## [STATED EXERCISE A]
Decide whether each statement agrees with the kernel thread, answering yes or no and quoting the deciding words: (i) the commit that added the two nonatomic headers included BE operations; (ii) Logan's earlier remark was made more than a year before this reply; (iii) Logan checked the comments in the old commit message.
## [STATED EXERCISE B]
Reproduce the part of the kernel thread starting at "Hmm, well in" and ending at "cares at all)".

Start of GIVEN PASSAGE

Sounds good. I will submit the revert patch then.

Thanks
Logan Gunthorpe July 4, 2018, 5:01 p.m. UTC | #5
On 7/4/2018 9:06 AM, Fabio Estevam wrote:
>> Logan, you mentioned the following (which unfortunately I somehow missed):
>> https://lore.kernel.org/lkml/c3f2e061-5ed1-5c74-b955-3d2bfb0da074@deltatee.com
>> The lo_hi/hi_lo functions seem to always refer to the data being written
>> or read not to the address operated on.

Oy, yes that was more than a year ago.

>> OTOH, initial commit that added asm-generic/io-64-nonatomic-lo-hi.h and
>> asm-generic/io-64-nonatomic-hi-lo.h mentions:
>> 797a796a13df6 ("asm-generic: architecture independent readq/writeq for 32bit
>> environment")
>> - <asm-generic/io-64-nonatomic-lo-hi.h> provides non-atomic readq/ writeq with
>> the order of lower address -> higher address
>> - <asm-generic/io-64-nonatomic-hi-lo.h> provides non-atomic readq/ writeq with
>> reversed order

Hmm, well in fairness that commit didn't add any BE operations so
lower/higher address is the same as lower/higher data being written.
hi-lo/lo-hi is a bit ambiguous in that sense and designing it to match
the semantics of the only user seemed to make sense at the time. I
didn't even check the rough comments in an old commit message which I
wouldn't really take as canonical. Also, it seems to me, most hardware
would expect you to write in order of the address (if it cares at all)

End of GIVEN PASSAGE
Start of MATERIAL PROVIDED

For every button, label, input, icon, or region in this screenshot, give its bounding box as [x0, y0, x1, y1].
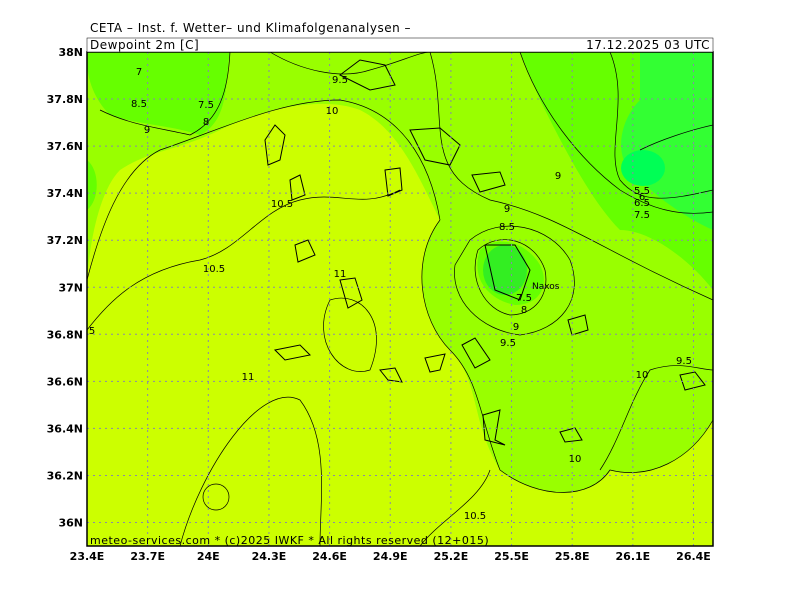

End of MATERIAL PROVIDED

## [EXERCISE RESULT A]
(i) No: "that commit didn't add any BE operations"
(ii) Yes: "Oy, yes that was more than a year ago."
(iii) No: "didn't even check the rough comments in an old commit message"

## [EXERCISE RESULT B]
Hmm, well in fairness that commit didn't add any BE operations so
lower/higher address is the same as lower/higher data being written.
hi-lo/lo-hi is a bit ambiguous in that sense and designing it to match
the semantics of the only user seemed to make sense at the time. I
didn't even check the rough comments in an old commit message which I
wouldn't really take as canonical. Also, it seems to me, most hardware
would expect you to write in order of the address (if it cares at all)